__Directive__: Extract every line below, verbatim.

^^^^^^^^

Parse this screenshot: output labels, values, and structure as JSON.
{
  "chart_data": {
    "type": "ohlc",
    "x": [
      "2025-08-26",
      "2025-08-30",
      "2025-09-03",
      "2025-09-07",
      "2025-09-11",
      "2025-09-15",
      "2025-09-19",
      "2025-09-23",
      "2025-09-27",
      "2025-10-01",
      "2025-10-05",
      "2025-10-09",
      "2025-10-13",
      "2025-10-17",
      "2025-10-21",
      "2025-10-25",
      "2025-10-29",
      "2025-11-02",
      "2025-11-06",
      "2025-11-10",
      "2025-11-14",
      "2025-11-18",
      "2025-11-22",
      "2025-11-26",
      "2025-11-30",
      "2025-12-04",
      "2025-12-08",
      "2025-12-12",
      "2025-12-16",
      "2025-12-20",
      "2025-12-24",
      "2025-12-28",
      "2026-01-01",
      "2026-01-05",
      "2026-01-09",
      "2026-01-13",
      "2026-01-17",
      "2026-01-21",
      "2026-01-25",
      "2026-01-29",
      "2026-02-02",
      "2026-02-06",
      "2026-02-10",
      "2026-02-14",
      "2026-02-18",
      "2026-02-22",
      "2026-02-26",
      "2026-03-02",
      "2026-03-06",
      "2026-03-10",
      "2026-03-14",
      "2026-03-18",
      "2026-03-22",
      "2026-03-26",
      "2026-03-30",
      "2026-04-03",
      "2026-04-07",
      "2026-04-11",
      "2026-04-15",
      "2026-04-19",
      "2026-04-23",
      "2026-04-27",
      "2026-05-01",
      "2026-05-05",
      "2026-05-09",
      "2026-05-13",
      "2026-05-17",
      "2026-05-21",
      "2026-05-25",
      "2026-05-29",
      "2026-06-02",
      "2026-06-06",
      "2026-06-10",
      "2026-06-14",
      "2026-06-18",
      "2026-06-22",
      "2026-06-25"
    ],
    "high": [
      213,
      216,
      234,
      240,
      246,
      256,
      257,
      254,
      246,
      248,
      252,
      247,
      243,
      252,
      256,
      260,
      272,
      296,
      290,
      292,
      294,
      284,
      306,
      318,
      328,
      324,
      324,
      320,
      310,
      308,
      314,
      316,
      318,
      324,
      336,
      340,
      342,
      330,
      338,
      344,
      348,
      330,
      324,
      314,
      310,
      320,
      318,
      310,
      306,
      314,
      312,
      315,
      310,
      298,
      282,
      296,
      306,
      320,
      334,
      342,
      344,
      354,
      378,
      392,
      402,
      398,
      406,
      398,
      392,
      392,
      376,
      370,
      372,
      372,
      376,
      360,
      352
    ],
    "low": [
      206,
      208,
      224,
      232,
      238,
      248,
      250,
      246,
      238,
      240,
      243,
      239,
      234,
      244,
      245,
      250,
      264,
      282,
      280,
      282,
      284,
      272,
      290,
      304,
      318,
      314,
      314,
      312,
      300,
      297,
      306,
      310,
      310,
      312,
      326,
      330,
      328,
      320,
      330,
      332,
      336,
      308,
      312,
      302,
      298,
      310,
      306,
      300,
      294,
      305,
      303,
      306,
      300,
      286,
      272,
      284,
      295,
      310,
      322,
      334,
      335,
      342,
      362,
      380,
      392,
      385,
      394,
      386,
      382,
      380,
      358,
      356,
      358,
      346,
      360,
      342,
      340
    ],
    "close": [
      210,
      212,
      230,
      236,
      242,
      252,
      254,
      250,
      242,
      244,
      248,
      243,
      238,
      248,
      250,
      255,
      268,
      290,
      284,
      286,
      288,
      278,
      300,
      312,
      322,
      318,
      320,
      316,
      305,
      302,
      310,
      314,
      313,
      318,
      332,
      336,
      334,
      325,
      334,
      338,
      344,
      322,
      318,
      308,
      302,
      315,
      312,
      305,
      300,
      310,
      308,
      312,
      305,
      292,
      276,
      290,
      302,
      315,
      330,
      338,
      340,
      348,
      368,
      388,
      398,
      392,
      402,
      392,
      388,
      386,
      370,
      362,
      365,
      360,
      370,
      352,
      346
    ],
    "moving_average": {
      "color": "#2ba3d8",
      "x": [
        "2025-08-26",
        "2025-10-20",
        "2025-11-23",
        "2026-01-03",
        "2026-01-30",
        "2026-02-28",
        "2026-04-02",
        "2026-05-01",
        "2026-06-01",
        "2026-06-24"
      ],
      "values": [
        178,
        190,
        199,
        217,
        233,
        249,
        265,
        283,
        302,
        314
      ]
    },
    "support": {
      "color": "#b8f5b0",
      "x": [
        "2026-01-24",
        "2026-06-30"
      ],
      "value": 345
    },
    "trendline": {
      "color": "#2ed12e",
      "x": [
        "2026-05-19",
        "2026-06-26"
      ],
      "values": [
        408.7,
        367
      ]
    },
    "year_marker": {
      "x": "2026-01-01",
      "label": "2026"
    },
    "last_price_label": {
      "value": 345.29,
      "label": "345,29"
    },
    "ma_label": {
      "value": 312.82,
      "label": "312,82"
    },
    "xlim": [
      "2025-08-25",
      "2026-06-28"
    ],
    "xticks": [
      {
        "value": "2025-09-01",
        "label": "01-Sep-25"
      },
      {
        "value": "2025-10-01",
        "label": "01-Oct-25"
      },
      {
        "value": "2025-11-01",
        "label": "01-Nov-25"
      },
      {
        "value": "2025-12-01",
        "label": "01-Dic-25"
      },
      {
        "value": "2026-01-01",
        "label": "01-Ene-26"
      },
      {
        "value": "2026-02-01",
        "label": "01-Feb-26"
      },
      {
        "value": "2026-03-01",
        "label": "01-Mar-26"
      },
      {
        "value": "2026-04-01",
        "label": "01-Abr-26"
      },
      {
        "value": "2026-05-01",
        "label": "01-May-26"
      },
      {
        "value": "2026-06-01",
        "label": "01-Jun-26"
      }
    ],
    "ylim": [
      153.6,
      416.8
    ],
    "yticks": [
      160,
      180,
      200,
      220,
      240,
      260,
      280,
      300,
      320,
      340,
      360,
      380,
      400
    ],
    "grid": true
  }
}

^^^^^^^^

__Answer to this exercise__:
Parse this screenshot: output labels, values, and structure as JSON.
{
  "chart_data": {
    "type": "ohlc",
    "x": [
      "2025-08-26",
      "2025-08-30",
      "2025-09-03",
      "2025-09-07",
      "2025-09-11",
      "2025-09-15",
      "2025-09-19",
      "2025-09-23",
      "2025-09-27",
      "2025-10-01",
      "2025-10-05",
      "2025-10-09",
      "2025-10-13",
      "2025-10-17",
      "2025-10-21",
      "2025-10-25",
      "2025-10-29",
      "2025-11-02",
      "2025-11-06",
      "2025-11-10",
      "2025-11-14",
      "2025-11-18",
      "2025-11-22",
      "2025-11-26",
      "2025-11-30",
      "2025-12-04",
      "2025-12-08",
      "2025-12-12",
      "2025-12-16",
      "2025-12-20",
      "2025-12-24",
      "2025-12-28",
      "2026-01-01",
      "2026-01-05",
      "2026-01-09",
      "2026-01-13",
      "2026-01-17",
      "2026-01-21",
      "2026-01-25",
      "2026-01-29",
      "2026-02-02",
      "2026-02-06",
      "2026-02-10",
      "2026-02-14",
      "2026-02-18",
      "2026-02-22",
      "2026-02-26",
      "2026-03-02",
      "2026-03-06",
      "2026-03-10",
      "2026-03-14",
      "2026-03-18",
      "2026-03-22",
      "2026-03-26",
      "2026-03-30",
      "2026-04-03",
      "2026-04-07",
      "2026-04-11",
      "2026-04-15",
      "2026-04-19",
      "2026-04-23",
      "2026-04-27",
      "2026-05-01",
      "2026-05-05",
      "2026-05-09",
      "2026-05-13",
      "2026-05-17",
      "2026-05-21",
      "2026-05-25",
      "2026-05-29",
      "2026-06-02",
      "2026-06-06",
      "2026-06-10",
      "2026-06-14",
      "2026-06-18",
      "2026-06-22",
      "2026-06-25"
    ],
    "high": [
      213,
      216,
      234,
      240,
      246,
      256,
      257,
      254,
      246,
      248,
      252,
      247,
      243,
      252,
      256,
      260,
      272,
      296,
      290,
      292,
      294,
      284,
      306,
      318,
      328,
      324,
      324,
      320,
      310,
      308,
      314,
      316,
      318,
      324,
      336,
      340,
      342,
      330,
      338,
      344,
      348,
      330,
      324,
      314,
      310,
      320,
      318,
      310,
      306,
      314,
      312,
      315,
      310,
      298,
      282,
      296,
      306,
      320,
      334,
      342,
      344,
      354,
      378,
      392,
      402,
      398,
      406,
      398,
      392,
      392,
      376,
      370,
      372,
      372,
      376,
      360,
      352
    ],
    "low": [
      206,
      208,
      224,
      232,
      238,
      248,
      250,
      246,
      238,
      240,
      243,
      239,
      234,
      244,
      245,
      250,
      264,
      282,
      280,
      282,
      284,
      272,
      290,
      304,
      318,
      314,
      314,
      312,
      300,
      297,
      306,
      310,
      310,
      312,
      326,
      330,
      328,
      320,
      330,
      332,
      336,
      308,
      312,
      302,
      298,
      310,
      306,
      300,
      294,
      305,
      303,
      306,
      300,
      286,
      272,
      284,
      295,
      310,
      322,
      334,
      335,
      342,
      362,
      380,
      392,
      385,
      394,
      386,
      382,
      380,
      358,
      356,
      358,
      346,
      360,
      342,
      340
    ],
    "close": [
      210,
      212,
      230,
      236,
      242,
      252,
      254,
      250,
      242,
      244,
      248,
      243,
      238,
      248,
      250,
      255,
      268,
      290,
      284,
      286,
      288,
      278,
      300,
      312,
      322,
      318,
      320,
      316,
      305,
      302,
      310,
      314,
      313,
      318,
      332,
      336,
      334,
      325,
      334,
      338,
      344,
      322,
      318,
      308,
      302,
      315,
      312,
      305,
      300,
      310,
      308,
      312,
      305,
      292,
      276,
      290,
      302,
      315,
      330,
      338,
      340,
      348,
      368,
      388,
      398,
      392,
      402,
      392,
      388,
      386,
      370,
      362,
      365,
      360,
      370,
      352,
      346
    ],
    "moving_average": {
      "color": "#2ba3d8",
      "x": [
        "2025-08-26",
        "2025-10-20",
        "2025-11-23",
        "2026-01-03",
        "2026-01-30",
        "2026-02-28",
        "2026-04-02",
        "2026-05-01",
        "2026-06-01",
        "2026-06-24"
      ],
      "values": [
        178,
        190,
        199,
        217,
        233,
        249,
        265,
        283,
        302,
        314
      ]
    },
    "support": {
      "color": "#b8f5b0",
      "x": [
        "2026-01-24",
        "2026-06-30"
      ],
      "value": 345
    },
    "trendline": {
      "color": "#2ed12e",
      "x": [
        "2026-05-19",
        "2026-06-26"
      ],
      "values": [
        408.7,
        367
      ]
    },
    "year_marker": {
      "x": "2026-01-01",
      "label": "2026"
    },
    "last_price_label": {
      "value": 345.29,
      "label": "345,29"
    },
    "ma_label": {
      "value": 312.82,
      "label": "312,82"
    },
    "xlim": [
      "2025-08-25",
      "2026-06-28"
    ],
    "xticks": [
      {
        "value": "2025-09-01",
        "label": "01-Sep-25"
      },
      {
        "value": "2025-10-01",
        "label": "01-Oct-25"
      },
      {
        "value": "2025-11-01",
        "label": "01-Nov-25"
      },
      {
        "value": "2025-12-01",
        "label": "01-Dic-25"
      },
      {
        "value": "2026-01-01",
        "label": "01-Ene-26"
      },
      {
        "value": "2026-02-01",
        "label": "01-Feb-26"
      },
      {
        "value": "2026-03-01",
        "label": "01-Mar-26"
      },
      {
        "value": "2026-04-01",
        "label": "01-Abr-26"
      },
      {
        "value": "2026-05-01",
        "label": "01-May-26"
      },
      {
        "value": "2026-06-01",
        "label": "01-Jun-26"
      }
    ],
    "ylim": [
      153.6,
      416.8
    ],
    "yticks": [
      160,
      180,
      200,
      220,
      240,
      260,
      280,
      300,
      320,
      340,
      360,
      380,
      400
    ],
    "grid": true
  }
}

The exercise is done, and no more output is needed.